INSTRUCTION: Print the entries that appear below, exactly as written and without their pictures.

DATASET CONTENT:
- - -

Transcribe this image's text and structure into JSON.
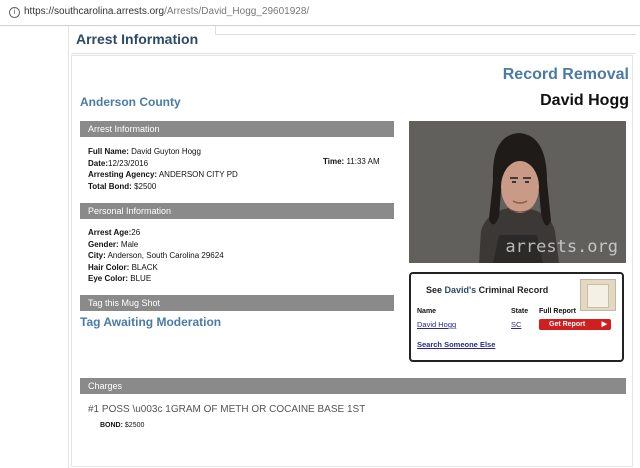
{
  "browser": {
    "url_host": "https://southcarolina.arrests.org",
    "url_path": "/Arrests/David_Hogg_29601928/"
  },
  "header": {
    "title": "Arrest Information"
  },
  "record": {
    "removal": "Record Removal",
    "name": "David Hogg",
    "county": "Anderson County"
  },
  "arrest_info": {
    "section": "Arrest Information",
    "full_name_label": "Full Name:",
    "full_name": "David Guyton Hogg",
    "date_label": "Date:",
    "date": "12/23/2016",
    "time_label": "Time:",
    "time": "11:33 AM",
    "agency_label": "Arresting Agency:",
    "agency": "ANDERSON CITY PD",
    "bond_label": "Total Bond:",
    "bond": "$2500"
  },
  "personal_info": {
    "section": "Personal Information",
    "age_label": "Arrest Age:",
    "age": "26",
    "gender_label": "Gender:",
    "gender": "Male",
    "city_label": "City:",
    "city": "Anderson, South Carolina 29624",
    "hair_label": "Hair Color:",
    "hair": "BLACK",
    "eye_label": "Eye Color:",
    "eye": "BLUE"
  },
  "tag": {
    "section": "Tag this Mug Shot",
    "status": "Tag Awaiting Moderation"
  },
  "photo": {
    "watermark": "arrests.org"
  },
  "criminal_record": {
    "title_prefix": "See ",
    "title_name": "David's",
    "title_suffix": " Criminal Record",
    "col_name": "Name",
    "col_state": "State",
    "col_report": "Full Report",
    "name": "David Hogg",
    "state": "SC",
    "get_report": "Get Report",
    "search": "Search Someone Else"
  },
  "charges": {
    "section": "Charges",
    "item": "#1 POSS \\u003c 1GRAM OF METH OR COCAINE BASE 1ST",
    "bond_label": "BOND:",
    "bond": "$2500"
  },
  "colors": {
    "accent": "#4a7aa6",
    "bar": "#8a8a8a",
    "button": "#d11e1e"
  }
}
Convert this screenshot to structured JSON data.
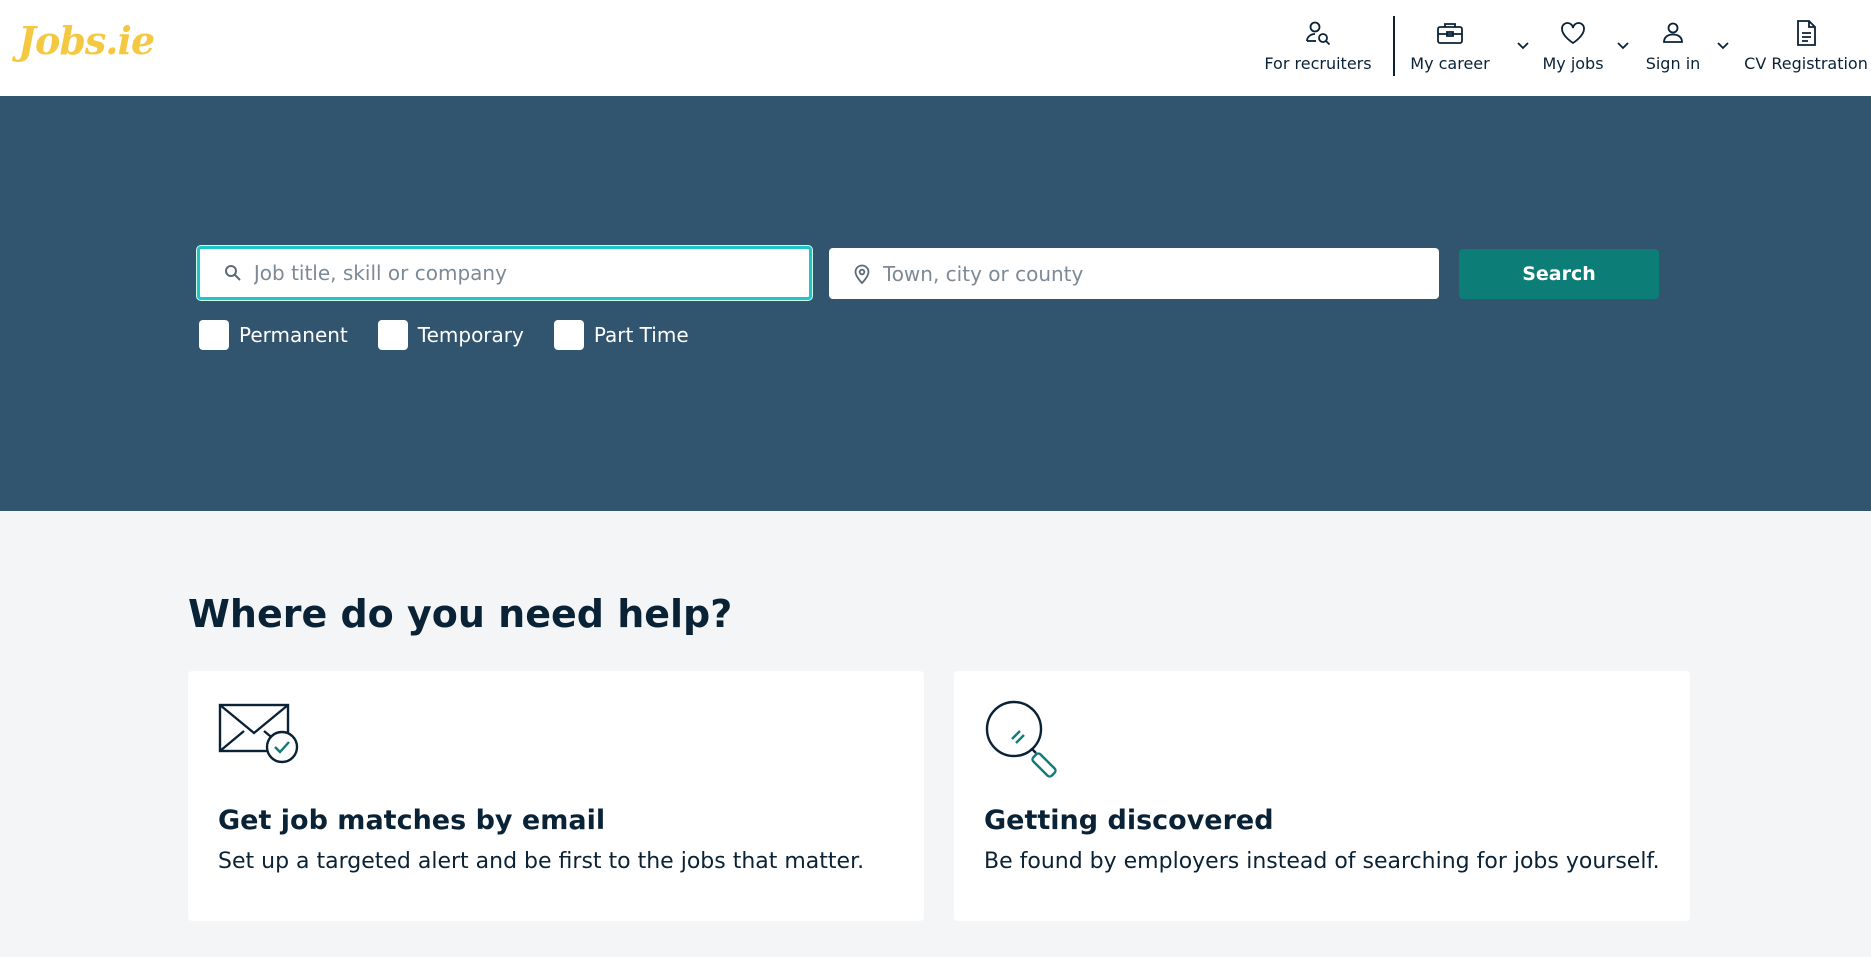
{
  "brand": {
    "logo_text": "Jobs.ie",
    "logo_color": "#f5c842"
  },
  "nav": {
    "for_recruiters": "For recruiters",
    "my_career": "My career",
    "my_jobs": "My jobs",
    "sign_in": "Sign in",
    "cv_registration": "CV Registration"
  },
  "search": {
    "what_placeholder": "Job title, skill or company",
    "where_placeholder": "Town, city or county",
    "button_label": "Search",
    "filters": [
      "Permanent",
      "Temporary",
      "Part Time"
    ]
  },
  "help": {
    "title": "Where do you need help?",
    "cards": [
      {
        "title": "Get job matches by email",
        "description": "Set up a targeted alert and be first to the jobs that matter.",
        "icon": "envelope-check-icon"
      },
      {
        "title": "Getting discovered",
        "description": "Be found by employers instead of searching for jobs yourself.",
        "icon": "magnifier-icon"
      }
    ]
  },
  "colors": {
    "hero_bg": "#32556f",
    "accent": "#0d7d77",
    "focus": "#20c4c9",
    "text": "#0a2235",
    "page_bg": "#f4f5f7"
  }
}
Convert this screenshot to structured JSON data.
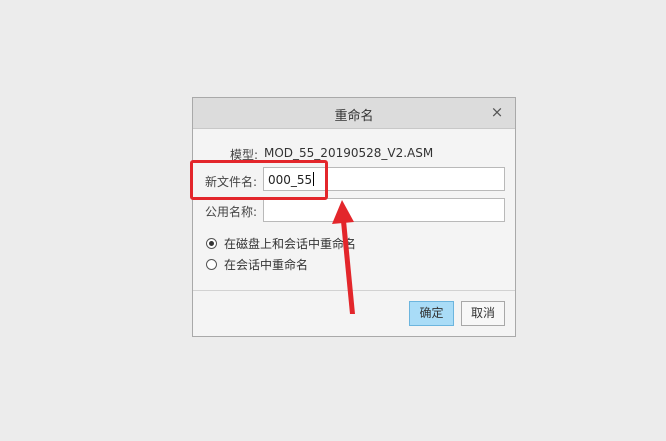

- - -

TASK RESULT:
Transcribe this image's text and structure into JSON.
{
  "browser": {
    "url_host": "https://southcarolina.arrests.org",
    "url_path": "/Arrests/David_Hogg_29601928/"
  },
  "header": {
    "title": "Arrest Information"
  },
  "record": {
    "removal": "Record Removal",
    "name": "David Hogg",
    "county": "Anderson County"
  },
  "arrest_info": {
    "section": "Arrest Information",
    "full_name_label": "Full Name:",
    "full_name": "David Guyton Hogg",
    "date_label": "Date:",
    "date": "12/23/2016",
    "time_label": "Time:",
    "time": "11:33 AM",
    "agency_label": "Arresting Agency:",
    "agency": "ANDERSON CITY PD",
    "bond_label": "Total Bond:",
    "bond": "$2500"
  },
  "personal_info": {
    "section": "Personal Information",
    "age_label": "Arrest Age:",
    "age": "26",
    "gender_label": "Gender:",
    "gender": "Male",
    "city_label": "City:",
    "city": "Anderson, South Carolina 29624",
    "hair_label": "Hair Color:",
    "hair": "BLACK",
    "eye_label": "Eye Color:",
    "eye": "BLUE"
  },
  "tag": {
    "section": "Tag this Mug Shot",
    "status": "Tag Awaiting Moderation"
  },
  "photo": {
    "watermark": "arrests.org"
  },
  "criminal_record": {
    "title_prefix": "See ",
    "title_name": "David's",
    "title_suffix": " Criminal Record",
    "col_name": "Name",
    "col_state": "State",
    "col_report": "Full Report",
    "name": "David Hogg",
    "state": "SC",
    "get_report": "Get Report",
    "search": "Search Someone Else"
  },
  "charges": {
    "section": "Charges",
    "item": "#1 POSS \\u003c 1GRAM OF METH OR COCAINE BASE 1ST",
    "bond_label": "BOND:",
    "bond": "$2500"
  },
  "colors": {
    "accent": "#4a7aa6",
    "bar": "#8a8a8a",
    "button": "#d11e1e"
  }
}
Convert this screenshot to structured JSON data.
{
  "brand": {
    "logo_text": "Jobs.ie",
    "logo_color": "#f5c842"
  },
  "nav": {
    "for_recruiters": "For recruiters",
    "my_career": "My career",
    "my_jobs": "My jobs",
    "sign_in": "Sign in",
    "cv_registration": "CV Registration"
  },
  "search": {
    "what_placeholder": "Job title, skill or company",
    "where_placeholder": "Town, city or county",
    "button_label": "Search",
    "filters": [
      "Permanent",
      "Temporary",
      "Part Time"
    ]
  },
  "help": {
    "title": "Where do you need help?",
    "cards": [
      {
        "title": "Get job matches by email",
        "description": "Set up a targeted alert and be first to the jobs that matter.",
        "icon": "envelope-check-icon"
      },
      {
        "title": "Getting discovered",
        "description": "Be found by employers instead of searching for jobs yourself.",
        "icon": "magnifier-icon"
      }
    ]
  },
  "colors": {
    "hero_bg": "#32556f",
    "accent": "#0d7d77",
    "focus": "#20c4c9",
    "text": "#0a2235",
    "page_bg": "#f4f5f7"
  }
}
Convert this screenshot to structured JSON data.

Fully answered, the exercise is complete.